Given instruction — Please list all lines of the material below in which the string "this" occurs.

Input —
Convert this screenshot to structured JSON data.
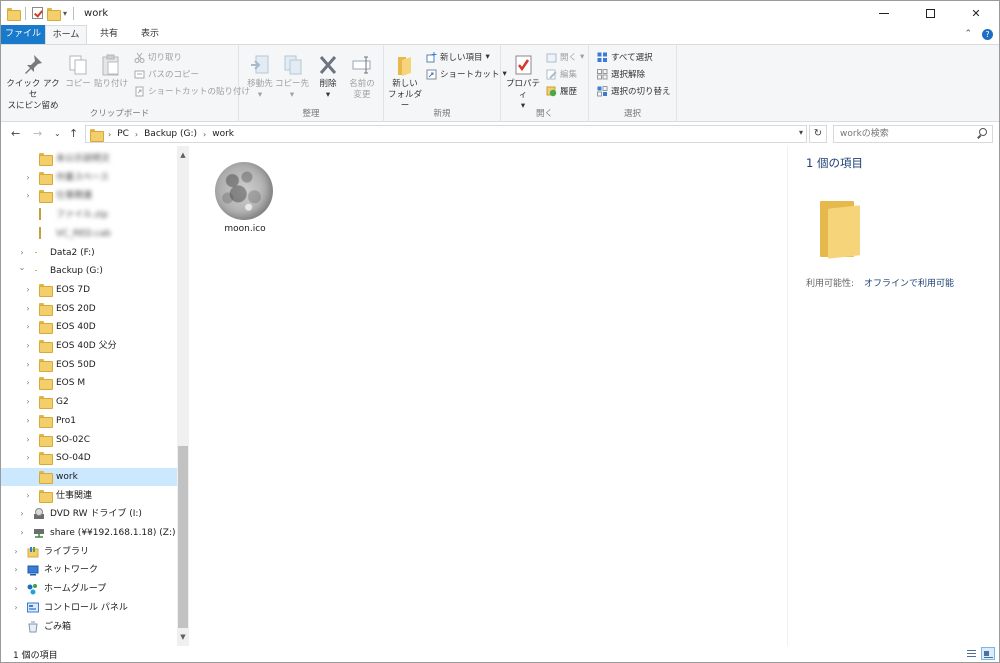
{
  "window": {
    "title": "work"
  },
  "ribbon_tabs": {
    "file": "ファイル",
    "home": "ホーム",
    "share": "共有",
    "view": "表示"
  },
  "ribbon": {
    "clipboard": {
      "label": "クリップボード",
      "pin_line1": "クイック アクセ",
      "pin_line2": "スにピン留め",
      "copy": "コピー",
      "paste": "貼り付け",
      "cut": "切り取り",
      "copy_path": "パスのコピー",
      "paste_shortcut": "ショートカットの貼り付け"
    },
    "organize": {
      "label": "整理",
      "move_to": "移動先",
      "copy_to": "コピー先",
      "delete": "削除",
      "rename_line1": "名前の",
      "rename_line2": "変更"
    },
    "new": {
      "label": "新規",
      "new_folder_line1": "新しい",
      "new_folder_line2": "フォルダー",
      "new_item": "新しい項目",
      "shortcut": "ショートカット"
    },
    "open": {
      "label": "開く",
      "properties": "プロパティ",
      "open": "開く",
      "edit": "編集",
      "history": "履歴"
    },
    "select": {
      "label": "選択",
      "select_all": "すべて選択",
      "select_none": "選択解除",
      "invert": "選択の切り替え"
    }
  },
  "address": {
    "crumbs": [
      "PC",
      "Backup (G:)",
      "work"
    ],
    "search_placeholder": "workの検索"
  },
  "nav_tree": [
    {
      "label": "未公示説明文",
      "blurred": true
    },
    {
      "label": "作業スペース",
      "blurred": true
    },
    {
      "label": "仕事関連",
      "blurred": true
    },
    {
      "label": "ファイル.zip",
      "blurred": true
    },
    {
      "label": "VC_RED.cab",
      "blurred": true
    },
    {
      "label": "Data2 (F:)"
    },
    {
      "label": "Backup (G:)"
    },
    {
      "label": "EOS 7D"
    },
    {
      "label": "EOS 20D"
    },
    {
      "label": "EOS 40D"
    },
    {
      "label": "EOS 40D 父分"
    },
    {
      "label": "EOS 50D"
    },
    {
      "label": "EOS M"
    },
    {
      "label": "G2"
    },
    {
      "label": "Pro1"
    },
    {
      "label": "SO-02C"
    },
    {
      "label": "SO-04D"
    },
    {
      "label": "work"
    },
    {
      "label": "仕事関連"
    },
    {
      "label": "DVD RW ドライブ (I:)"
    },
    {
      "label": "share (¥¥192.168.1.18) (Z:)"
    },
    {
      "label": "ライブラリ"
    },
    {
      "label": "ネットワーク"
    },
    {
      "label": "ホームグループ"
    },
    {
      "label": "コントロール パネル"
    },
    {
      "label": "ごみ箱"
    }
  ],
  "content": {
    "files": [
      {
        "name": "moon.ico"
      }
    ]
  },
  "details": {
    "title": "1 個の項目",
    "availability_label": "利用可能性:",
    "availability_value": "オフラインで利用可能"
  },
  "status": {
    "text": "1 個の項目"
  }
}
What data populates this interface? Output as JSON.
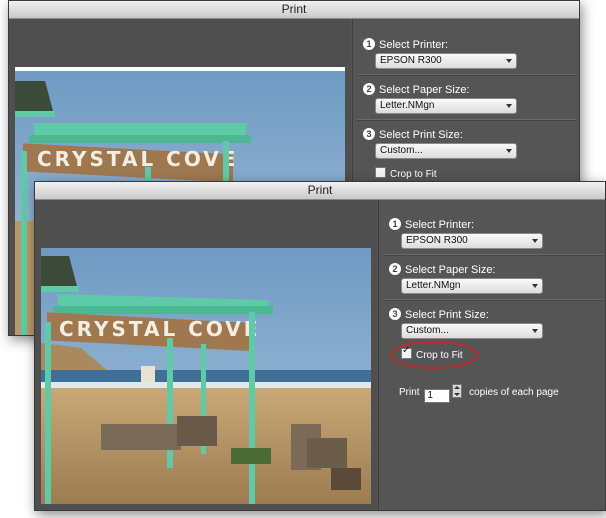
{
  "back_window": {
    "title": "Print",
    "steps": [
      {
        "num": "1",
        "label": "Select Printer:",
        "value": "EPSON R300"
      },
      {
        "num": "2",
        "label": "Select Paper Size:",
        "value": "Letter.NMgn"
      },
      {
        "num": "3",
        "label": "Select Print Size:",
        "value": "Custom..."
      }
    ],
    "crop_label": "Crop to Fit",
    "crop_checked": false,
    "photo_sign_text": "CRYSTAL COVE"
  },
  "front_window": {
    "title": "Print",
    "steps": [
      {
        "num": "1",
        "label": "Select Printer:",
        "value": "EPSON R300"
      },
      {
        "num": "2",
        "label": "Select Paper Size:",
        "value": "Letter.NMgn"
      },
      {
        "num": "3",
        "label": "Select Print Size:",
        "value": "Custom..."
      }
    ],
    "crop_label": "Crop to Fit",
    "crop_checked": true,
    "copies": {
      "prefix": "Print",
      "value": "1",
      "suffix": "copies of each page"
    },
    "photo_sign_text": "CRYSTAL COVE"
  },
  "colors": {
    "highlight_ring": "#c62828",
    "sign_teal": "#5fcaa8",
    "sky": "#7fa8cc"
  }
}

---

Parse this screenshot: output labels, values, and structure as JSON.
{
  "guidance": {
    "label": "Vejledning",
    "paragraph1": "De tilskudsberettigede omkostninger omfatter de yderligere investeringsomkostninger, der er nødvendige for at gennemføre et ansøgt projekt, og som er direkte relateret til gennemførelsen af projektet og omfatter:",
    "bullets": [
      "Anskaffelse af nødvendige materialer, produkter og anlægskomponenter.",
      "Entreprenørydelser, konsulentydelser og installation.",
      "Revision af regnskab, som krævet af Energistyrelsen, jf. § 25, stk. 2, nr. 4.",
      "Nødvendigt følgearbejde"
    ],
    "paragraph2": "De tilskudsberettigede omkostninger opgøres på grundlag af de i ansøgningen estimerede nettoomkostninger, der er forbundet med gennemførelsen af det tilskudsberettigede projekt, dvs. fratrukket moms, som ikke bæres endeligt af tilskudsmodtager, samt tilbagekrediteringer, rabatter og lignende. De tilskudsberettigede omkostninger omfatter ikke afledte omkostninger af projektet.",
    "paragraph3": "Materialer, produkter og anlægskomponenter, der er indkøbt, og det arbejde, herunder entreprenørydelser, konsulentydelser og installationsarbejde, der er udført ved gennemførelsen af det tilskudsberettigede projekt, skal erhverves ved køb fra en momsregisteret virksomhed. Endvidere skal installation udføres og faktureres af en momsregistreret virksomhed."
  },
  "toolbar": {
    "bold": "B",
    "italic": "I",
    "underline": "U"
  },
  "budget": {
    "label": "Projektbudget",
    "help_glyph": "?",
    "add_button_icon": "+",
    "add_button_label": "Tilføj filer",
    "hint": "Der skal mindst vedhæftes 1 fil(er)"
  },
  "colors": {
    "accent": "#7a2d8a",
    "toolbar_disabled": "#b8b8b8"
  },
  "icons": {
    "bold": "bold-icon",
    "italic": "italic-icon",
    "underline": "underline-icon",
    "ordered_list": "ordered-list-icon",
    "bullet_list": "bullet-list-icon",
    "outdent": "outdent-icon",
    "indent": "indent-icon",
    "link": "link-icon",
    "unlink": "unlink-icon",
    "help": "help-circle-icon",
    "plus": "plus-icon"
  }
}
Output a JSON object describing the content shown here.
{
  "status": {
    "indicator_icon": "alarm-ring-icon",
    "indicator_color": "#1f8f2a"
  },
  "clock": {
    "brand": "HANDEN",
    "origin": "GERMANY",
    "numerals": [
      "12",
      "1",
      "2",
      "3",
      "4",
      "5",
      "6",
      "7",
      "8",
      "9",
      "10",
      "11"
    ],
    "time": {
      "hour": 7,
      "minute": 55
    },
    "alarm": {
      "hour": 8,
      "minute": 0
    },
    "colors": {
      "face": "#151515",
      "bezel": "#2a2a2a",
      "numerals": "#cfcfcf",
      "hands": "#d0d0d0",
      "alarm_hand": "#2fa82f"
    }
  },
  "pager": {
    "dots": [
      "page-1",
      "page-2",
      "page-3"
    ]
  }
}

Problem solution —
Convert this screenshot to structured JSON data.
What data populates this interface? Output as JSON.
Parse this screenshot: output labels, values, and structure as JSON.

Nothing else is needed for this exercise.